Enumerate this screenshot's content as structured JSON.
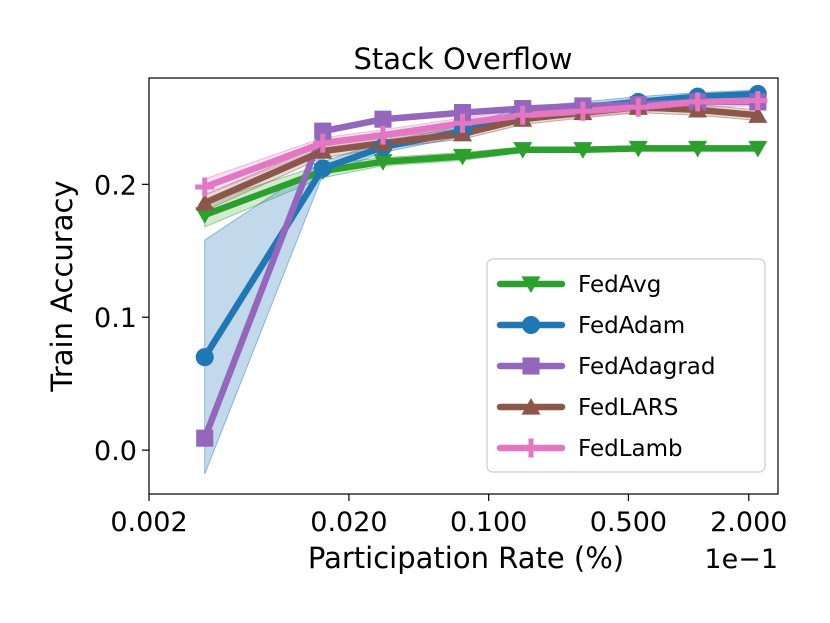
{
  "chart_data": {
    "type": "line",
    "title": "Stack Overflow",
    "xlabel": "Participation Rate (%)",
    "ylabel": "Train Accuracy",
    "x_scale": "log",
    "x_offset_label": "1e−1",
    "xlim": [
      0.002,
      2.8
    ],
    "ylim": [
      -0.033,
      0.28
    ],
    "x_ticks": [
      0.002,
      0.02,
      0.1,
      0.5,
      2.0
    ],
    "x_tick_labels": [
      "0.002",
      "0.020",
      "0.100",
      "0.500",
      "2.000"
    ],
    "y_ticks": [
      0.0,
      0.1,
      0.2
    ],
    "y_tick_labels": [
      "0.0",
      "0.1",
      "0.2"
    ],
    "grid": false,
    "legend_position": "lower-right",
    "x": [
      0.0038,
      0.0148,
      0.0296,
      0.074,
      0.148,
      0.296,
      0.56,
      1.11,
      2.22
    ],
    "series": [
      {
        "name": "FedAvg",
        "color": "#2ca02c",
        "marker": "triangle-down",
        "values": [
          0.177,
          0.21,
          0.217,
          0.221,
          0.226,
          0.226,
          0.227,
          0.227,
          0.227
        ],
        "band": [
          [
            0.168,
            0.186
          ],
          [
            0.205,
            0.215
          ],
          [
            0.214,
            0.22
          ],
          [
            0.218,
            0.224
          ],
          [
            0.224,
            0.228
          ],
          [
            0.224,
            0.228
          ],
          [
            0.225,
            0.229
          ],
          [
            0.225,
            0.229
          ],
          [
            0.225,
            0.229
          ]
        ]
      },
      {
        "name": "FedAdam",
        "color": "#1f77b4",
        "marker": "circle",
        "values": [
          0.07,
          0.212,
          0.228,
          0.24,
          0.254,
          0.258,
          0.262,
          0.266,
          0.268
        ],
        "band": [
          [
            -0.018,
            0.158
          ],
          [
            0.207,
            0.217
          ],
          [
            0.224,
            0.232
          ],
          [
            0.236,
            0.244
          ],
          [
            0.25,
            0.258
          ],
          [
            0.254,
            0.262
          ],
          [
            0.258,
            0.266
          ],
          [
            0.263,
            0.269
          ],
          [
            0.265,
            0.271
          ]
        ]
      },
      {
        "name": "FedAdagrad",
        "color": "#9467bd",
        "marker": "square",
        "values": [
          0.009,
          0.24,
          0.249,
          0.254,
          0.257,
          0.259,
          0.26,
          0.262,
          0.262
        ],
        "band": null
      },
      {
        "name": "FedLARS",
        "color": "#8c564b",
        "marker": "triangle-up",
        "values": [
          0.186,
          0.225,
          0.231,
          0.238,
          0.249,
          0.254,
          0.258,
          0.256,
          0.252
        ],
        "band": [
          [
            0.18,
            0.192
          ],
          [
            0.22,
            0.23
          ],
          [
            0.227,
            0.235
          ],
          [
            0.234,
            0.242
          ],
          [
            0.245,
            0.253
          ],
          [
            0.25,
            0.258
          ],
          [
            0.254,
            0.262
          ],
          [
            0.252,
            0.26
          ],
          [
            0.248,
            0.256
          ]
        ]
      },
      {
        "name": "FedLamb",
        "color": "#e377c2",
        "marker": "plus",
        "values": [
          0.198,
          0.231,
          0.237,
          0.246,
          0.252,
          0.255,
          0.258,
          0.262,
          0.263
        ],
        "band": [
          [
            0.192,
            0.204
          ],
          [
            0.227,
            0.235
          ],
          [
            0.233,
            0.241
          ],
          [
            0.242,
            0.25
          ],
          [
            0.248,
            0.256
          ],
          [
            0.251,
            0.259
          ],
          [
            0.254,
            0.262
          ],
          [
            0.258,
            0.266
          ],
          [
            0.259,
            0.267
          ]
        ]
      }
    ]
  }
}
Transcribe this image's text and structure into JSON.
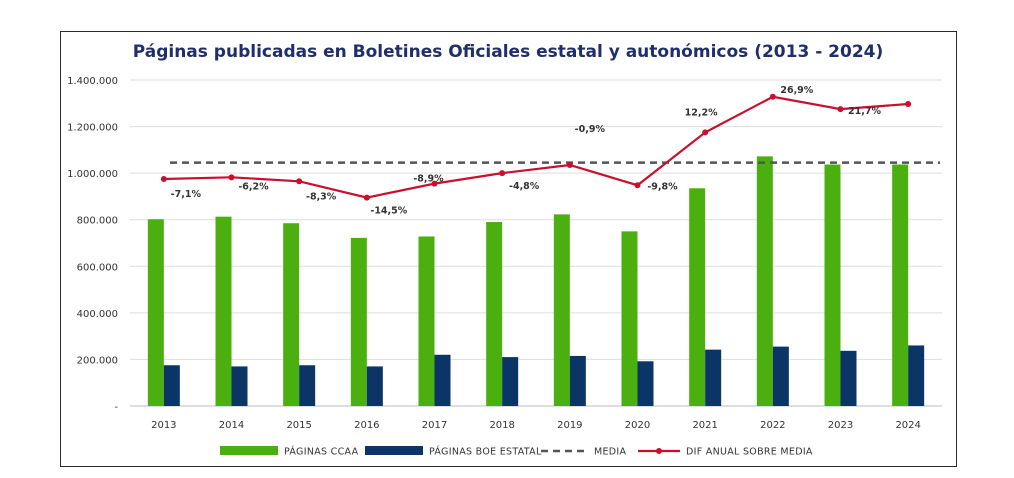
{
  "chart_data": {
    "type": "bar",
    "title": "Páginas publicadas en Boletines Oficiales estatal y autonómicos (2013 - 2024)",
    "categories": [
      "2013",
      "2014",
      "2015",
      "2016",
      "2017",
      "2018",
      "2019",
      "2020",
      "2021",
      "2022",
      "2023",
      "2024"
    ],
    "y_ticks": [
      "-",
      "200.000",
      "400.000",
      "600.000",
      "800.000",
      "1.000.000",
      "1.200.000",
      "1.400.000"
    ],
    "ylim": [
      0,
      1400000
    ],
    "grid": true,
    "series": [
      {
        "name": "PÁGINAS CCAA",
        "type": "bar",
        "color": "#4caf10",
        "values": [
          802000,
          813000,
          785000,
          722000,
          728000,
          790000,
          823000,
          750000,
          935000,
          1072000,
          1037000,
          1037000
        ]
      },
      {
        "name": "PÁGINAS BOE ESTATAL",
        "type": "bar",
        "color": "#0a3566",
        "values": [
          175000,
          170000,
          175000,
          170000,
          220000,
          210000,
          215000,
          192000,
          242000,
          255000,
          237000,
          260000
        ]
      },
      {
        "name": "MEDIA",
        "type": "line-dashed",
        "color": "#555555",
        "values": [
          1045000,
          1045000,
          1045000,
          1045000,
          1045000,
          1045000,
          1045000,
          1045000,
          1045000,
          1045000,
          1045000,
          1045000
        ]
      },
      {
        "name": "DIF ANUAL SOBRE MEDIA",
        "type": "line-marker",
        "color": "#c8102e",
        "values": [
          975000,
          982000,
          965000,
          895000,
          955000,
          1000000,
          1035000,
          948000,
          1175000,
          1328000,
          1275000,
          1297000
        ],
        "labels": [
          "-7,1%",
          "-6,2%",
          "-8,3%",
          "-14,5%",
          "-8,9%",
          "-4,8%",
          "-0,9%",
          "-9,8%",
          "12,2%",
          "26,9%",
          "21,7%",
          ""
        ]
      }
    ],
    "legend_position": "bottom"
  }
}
□ □ □ □ □ □ □
Scan the records above, count the lines with "type" in them, and give only the number.

6